▶ The request
Within the data that follows, how many lines carry the string "Framework"? Give the number alone.

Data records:
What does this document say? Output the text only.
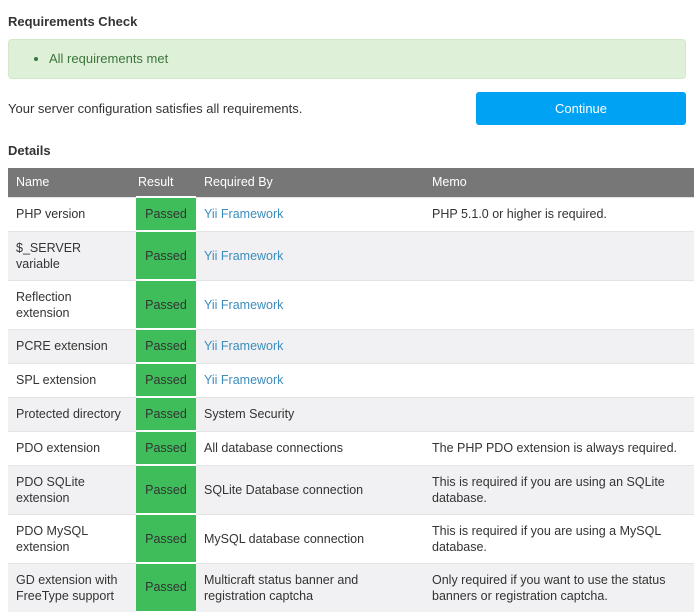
Requirements Check
• All requirements met
Your server configuration satisfies all requirements.	Continue
Details
Name	Result	Required By	Memo
PHP version	Passed	Yii Framework	PHP 5.1.0 or higher is required.
$_SERVER variable	Passed	Yii Framework	
Reflection extension	Passed	Yii Framework	
PCRE extension	Passed	Yii Framework	
SPL extension	Passed	Yii Framework	
Protected directory	Passed	System Security	
PDO extension	Passed	All database connections	The PHP PDO extension is always required.
PDO SQLite extension	Passed	SQLite Database connection	This is required if you are using an SQLite database.
PDO MySQL extension	Passed	MySQL database connection	This is required if you are using a MySQL database.
GD extension with FreeType support	Passed	Multicraft status banner and registration captcha	Only required if you want to use the status banners or registration captcha.
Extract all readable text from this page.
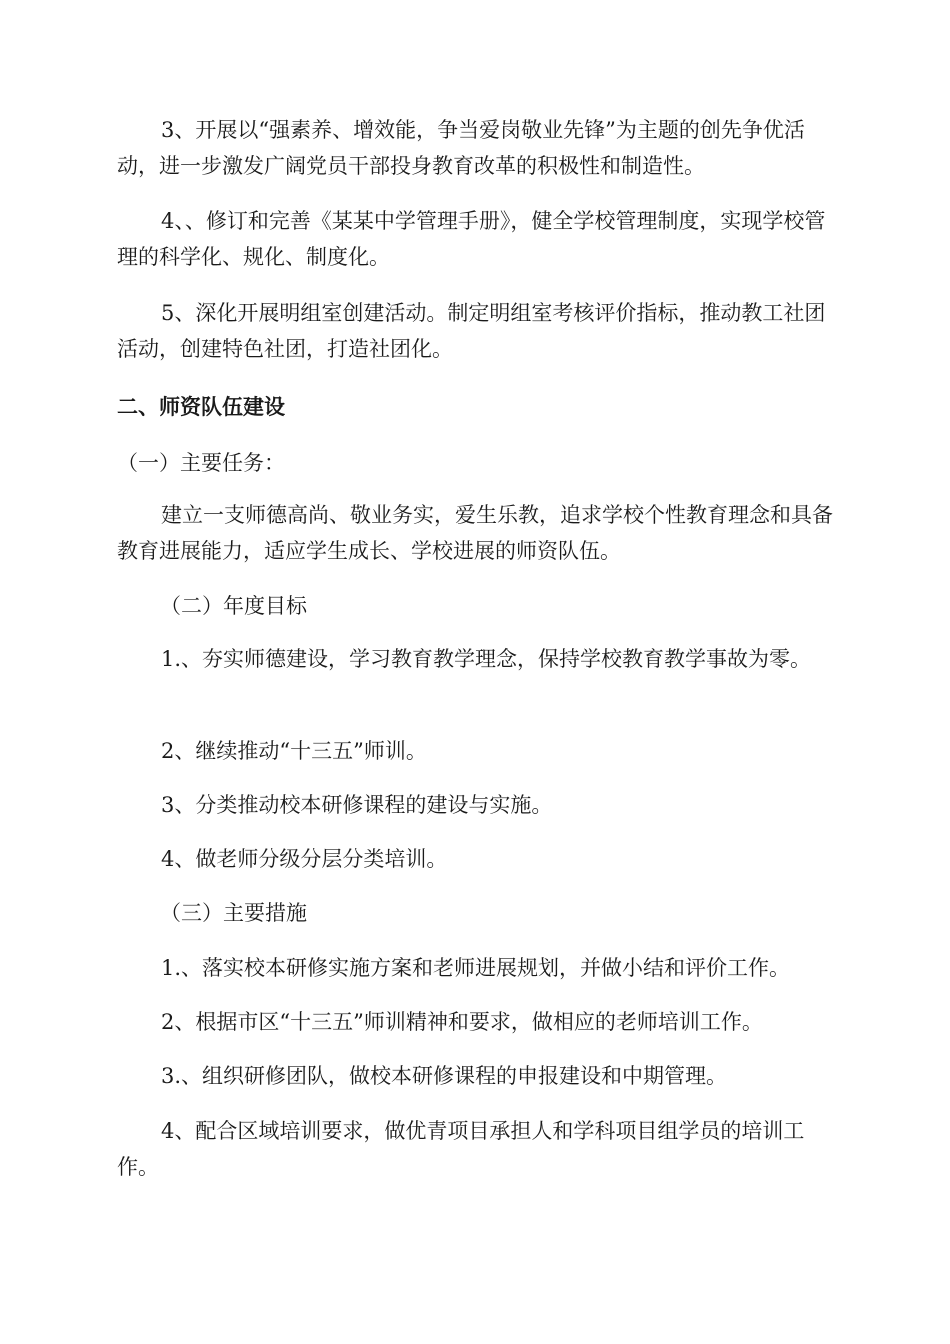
3、开展以“强素养、增效能，争当爱岗敬业先锋”为主题的创先争优活动，进一步激发广阔党员干部投身教育改革的积极性和制造性。

4、、修订和完善《某某中学管理手册》，健全学校管理制度，实现学校管理的科学化、规化、制度化。

5、深化开展明组室创建活动。制定明组室考核评价指标，推动教工社团活动，创建特色社团，打造社团化。

二、师资队伍建设

（一）主要任务：

建立一支师德高尚、敬业务实，爱生乐教，追求学校个性教育理念和具备教育进展能力，适应学生成长、学校进展的师资队伍。

（二）年度目标

1.、夯实师德建设，学习教育教学理念，保持学校教育教学事故为零。

2、继续推动“十三五”师训。

3、分类推动校本研修课程的建设与实施。

4、做老师分级分层分类培训。

（三）主要措施

1.、落实校本研修实施方案和老师进展规划，并做小结和评价工作。

2、根据市区“十三五”师训精神和要求，做相应的老师培训工作。

3.、组织研修团队，做校本研修课程的申报建设和中期管理。

4、配合区域培训要求，做优青项目承担人和学科项目组学员的培训工作。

▶ Exercise answer
5